## WHAT TO WORK ON
In the listing below, count the lines containing the string "Chorzowska" and state only the number.

Saved entries
━━━━━━

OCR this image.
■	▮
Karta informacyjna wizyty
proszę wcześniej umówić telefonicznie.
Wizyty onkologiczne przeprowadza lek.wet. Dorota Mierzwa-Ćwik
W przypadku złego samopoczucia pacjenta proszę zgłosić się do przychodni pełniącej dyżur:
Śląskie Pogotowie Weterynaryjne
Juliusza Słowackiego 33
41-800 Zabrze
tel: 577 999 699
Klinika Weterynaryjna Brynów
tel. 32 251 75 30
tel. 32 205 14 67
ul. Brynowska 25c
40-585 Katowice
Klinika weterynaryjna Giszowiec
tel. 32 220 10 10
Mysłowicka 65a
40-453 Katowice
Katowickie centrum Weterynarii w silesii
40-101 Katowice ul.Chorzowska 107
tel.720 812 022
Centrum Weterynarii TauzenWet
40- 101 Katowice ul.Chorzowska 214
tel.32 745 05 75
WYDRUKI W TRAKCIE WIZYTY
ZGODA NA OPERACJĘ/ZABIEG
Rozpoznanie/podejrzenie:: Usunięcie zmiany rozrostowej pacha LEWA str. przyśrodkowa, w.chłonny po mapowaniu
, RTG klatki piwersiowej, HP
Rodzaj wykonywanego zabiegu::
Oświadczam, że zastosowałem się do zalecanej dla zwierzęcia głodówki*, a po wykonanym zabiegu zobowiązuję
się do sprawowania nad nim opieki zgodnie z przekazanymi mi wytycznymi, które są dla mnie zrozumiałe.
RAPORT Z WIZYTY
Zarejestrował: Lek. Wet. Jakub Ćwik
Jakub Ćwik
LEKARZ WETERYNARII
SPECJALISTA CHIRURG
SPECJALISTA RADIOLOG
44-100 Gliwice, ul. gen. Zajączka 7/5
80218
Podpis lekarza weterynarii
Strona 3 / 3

━━━━━━

## SOLUTION TO THIS TASK
2